┌─ RECORDS

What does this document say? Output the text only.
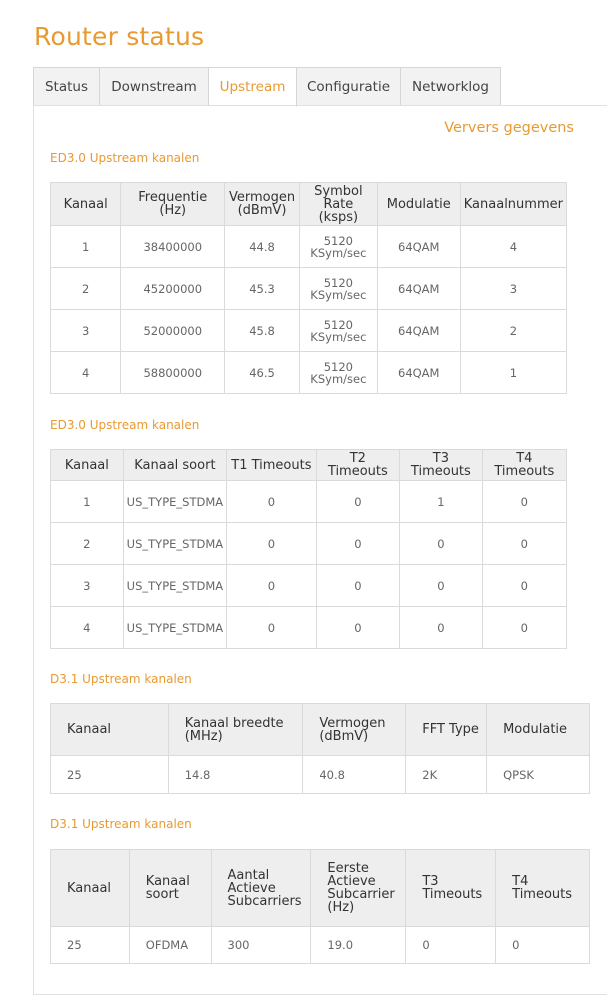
Router status
Status	Downstream	Upstream	Configuratie	Networklog
Ververs gegevens
ED3.0 Upstream kanalen
Kanaal	Frequentie (Hz)	Vermogen (dBmV)	Symbol Rate (ksps)	Modulatie	Kanaalnummer
1	38400000	44.8	5120 KSym/sec	64QAM	4
2	45200000	45.3	5120 KSym/sec	64QAM	3
3	52000000	45.8	5120 KSym/sec	64QAM	2
4	58800000	46.5	5120 KSym/sec	64QAM	1
ED3.0 Upstream kanalen
Kanaal	Kanaal soort	T1 Timeouts	T2 Timeouts	T3 Timeouts	T4 Timeouts
1	US_TYPE_STDMA	0	0	1	0
2	US_TYPE_STDMA	0	0	0	0
3	US_TYPE_STDMA	0	0	0	0
4	US_TYPE_STDMA	0	0	0	0
D3.1 Upstream kanalen
Kanaal	Kanaal breedte (MHz)	Vermogen (dBmV)	FFT Type	Modulatie
25	14.8	40.8	2K	QPSK
D3.1 Upstream kanalen
Kanaal	Kanaal soort	Aantal Actieve Subcarriers	Eerste Actieve Subcarrier (Hz)	T3 Timeouts	T4 Timeouts
25	OFDMA	300	19.0	0	0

└─

:: WRITTEN PROBLEM ::
Each line of the data should be quoted exactly, with pictures left out.

:: OUTPUT OF THE EXERCISE ::
What does this document say? Output the text only.
Router status
Status	Downstream	Upstream	Configuratie	Networklog
Ververs gegevens
ED3.0 Upstream kanalen
Kanaal	Frequentie (Hz)	Vermogen (dBmV)	Symbol Rate (ksps)	Modulatie	Kanaalnummer
1	38400000	44.8	5120 KSym/sec	64QAM	4
2	45200000	45.3	5120 KSym/sec	64QAM	3
3	52000000	45.8	5120 KSym/sec	64QAM	2
4	58800000	46.5	5120 KSym/sec	64QAM	1
ED3.0 Upstream kanalen
Kanaal	Kanaal soort	T1 Timeouts	T2 Timeouts	T3 Timeouts	T4 Timeouts
1	US_TYPE_STDMA	0	0	1	0
2	US_TYPE_STDMA	0	0	0	0
3	US_TYPE_STDMA	0	0	0	0
4	US_TYPE_STDMA	0	0	0	0
D3.1 Upstream kanalen
Kanaal	Kanaal breedte (MHz)	Vermogen (dBmV)	FFT Type	Modulatie
25	14.8	40.8	2K	QPSK
D3.1 Upstream kanalen
Kanaal	Kanaal soort	Aantal Actieve Subcarriers	Eerste Actieve Subcarrier (Hz)	T3 Timeouts	T4 Timeouts
25	OFDMA	300	19.0	0	0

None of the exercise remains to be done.